* GIVEN EXERCISE:
Output all lines exactly.

* Saved entries:
>> Start
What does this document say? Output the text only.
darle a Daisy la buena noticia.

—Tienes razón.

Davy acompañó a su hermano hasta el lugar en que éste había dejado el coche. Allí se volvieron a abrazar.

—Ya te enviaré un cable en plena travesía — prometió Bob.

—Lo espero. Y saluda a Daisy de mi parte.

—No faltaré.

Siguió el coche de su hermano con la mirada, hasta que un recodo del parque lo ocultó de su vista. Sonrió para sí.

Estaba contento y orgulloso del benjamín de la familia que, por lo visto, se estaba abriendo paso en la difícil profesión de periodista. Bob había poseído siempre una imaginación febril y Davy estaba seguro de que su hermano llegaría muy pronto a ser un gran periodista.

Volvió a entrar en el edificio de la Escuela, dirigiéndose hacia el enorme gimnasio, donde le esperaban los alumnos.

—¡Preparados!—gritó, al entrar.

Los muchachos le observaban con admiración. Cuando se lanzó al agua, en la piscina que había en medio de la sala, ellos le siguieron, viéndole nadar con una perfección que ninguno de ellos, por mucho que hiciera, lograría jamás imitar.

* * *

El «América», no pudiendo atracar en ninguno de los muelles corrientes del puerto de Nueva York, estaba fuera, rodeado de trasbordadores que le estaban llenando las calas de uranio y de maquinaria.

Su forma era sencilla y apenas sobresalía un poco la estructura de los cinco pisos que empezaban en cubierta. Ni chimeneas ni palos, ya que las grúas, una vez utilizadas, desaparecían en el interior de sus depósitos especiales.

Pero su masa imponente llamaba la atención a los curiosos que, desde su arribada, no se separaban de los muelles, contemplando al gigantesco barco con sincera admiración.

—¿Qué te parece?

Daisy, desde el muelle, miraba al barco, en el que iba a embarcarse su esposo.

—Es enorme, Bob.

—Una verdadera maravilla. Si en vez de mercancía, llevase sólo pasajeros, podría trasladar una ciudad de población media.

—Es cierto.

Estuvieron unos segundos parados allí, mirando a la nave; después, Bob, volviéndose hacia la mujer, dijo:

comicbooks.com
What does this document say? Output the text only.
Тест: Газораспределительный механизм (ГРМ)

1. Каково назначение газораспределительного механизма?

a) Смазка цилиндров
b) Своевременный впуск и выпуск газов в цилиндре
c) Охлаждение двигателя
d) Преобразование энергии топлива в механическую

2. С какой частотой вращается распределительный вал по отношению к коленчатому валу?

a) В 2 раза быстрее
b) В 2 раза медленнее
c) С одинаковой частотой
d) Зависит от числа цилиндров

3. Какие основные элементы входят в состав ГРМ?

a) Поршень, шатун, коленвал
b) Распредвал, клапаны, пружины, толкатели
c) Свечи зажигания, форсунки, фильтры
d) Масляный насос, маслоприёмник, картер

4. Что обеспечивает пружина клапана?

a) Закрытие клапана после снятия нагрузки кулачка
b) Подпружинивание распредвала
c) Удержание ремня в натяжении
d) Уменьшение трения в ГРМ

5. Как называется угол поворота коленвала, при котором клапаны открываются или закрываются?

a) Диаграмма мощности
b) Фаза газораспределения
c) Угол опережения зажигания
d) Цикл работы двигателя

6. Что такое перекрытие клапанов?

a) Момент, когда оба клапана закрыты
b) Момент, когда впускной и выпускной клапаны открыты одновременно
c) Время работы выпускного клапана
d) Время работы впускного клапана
>> End
* ANSWER TO THIS PROBLEM:
What does this document say? Output the text only.
darle a Daisy la buena noticia.

—Tienes razón.

Davy acompañó a su hermano hasta el lugar en que éste había dejado el coche. Allí se volvieron a abrazar.

—Ya te enviaré un cable en plena travesía — prometió Bob.

—Lo espero. Y saluda a Daisy de mi parte.

—No faltaré.

Siguió el coche de su hermano con la mirada, hasta que un recodo del parque lo ocultó de su vista. Sonrió para sí.

Estaba contento y orgulloso del benjamín de la familia que, por lo visto, se estaba abriendo paso en la difícil profesión de periodista. Bob había poseído siempre una imaginación febril y Davy estaba seguro de que su hermano llegaría muy pronto a ser un gran periodista.

Volvió a entrar en el edificio de la Escuela, dirigiéndose hacia el enorme gimnasio, donde le esperaban los alumnos.

—¡Preparados!—gritó, al entrar.

Los muchachos le observaban con admiración. Cuando se lanzó al agua, en la piscina que había en medio de la sala, ellos le siguieron, viéndole nadar con una perfección que ninguno de ellos, por mucho que hiciera, lograría jamás imitar.

* * *

El «América», no pudiendo atracar en ninguno de los muelles corrientes del puerto de Nueva York, estaba fuera, rodeado de trasbordadores que le estaban llenando las calas de uranio y de maquinaria.

Su forma era sencilla y apenas sobresalía un poco la estructura de los cinco pisos que empezaban en cubierta. Ni chimeneas ni palos, ya que las grúas, una vez utilizadas, desaparecían en el interior de sus depósitos especiales.

Pero su masa imponente llamaba la atención a los curiosos que, desde su arribada, no se separaban de los muelles, contemplando al gigantesco barco con sincera admiración.

—¿Qué te parece?

Daisy, desde el muelle, miraba al barco, en el que iba a embarcarse su esposo.

—Es enorme, Bob.

—Una verdadera maravilla. Si en vez de mercancía, llevase sólo pasajeros, podría trasladar una ciudad de población media.

—Es cierto.

Estuvieron unos segundos parados allí, mirando a la nave; después, Bob, volviéndose hacia la mujer, dijo:

comicbooks.com
What does this document say? Output the text only.
Тест: Газораспределительный механизм (ГРМ)

1. Каково назначение газораспределительного механизма?

a) Смазка цилиндров
b) Своевременный впуск и выпуск газов в цилиндре
c) Охлаждение двигателя
d) Преобразование энергии топлива в механическую

2. С какой частотой вращается распределительный вал по отношению к коленчатому валу?

a) В 2 раза быстрее
b) В 2 раза медленнее
c) С одинаковой частотой
d) Зависит от числа цилиндров

3. Какие основные элементы входят в состав ГРМ?

a) Поршень, шатун, коленвал
b) Распредвал, клапаны, пружины, толкатели
c) Свечи зажигания, форсунки, фильтры
d) Масляный насос, маслоприёмник, картер

4. Что обеспечивает пружина клапана?

a) Закрытие клапана после снятия нагрузки кулачка
b) Подпружинивание распредвала
c) Удержание ремня в натяжении
d) Уменьшение трения в ГРМ

5. Как называется угол поворота коленвала, при котором клапаны открываются или закрываются?

a) Диаграмма мощности
b) Фаза газораспределения
c) Угол опережения зажигания
d) Цикл работы двигателя

6. Что такое перекрытие клапанов?

a) Момент, когда оба клапана закрыты
b) Момент, когда впускной и выпускной клапаны открыты одновременно
c) Время работы выпускного клапана
d) Время работы впускного клапана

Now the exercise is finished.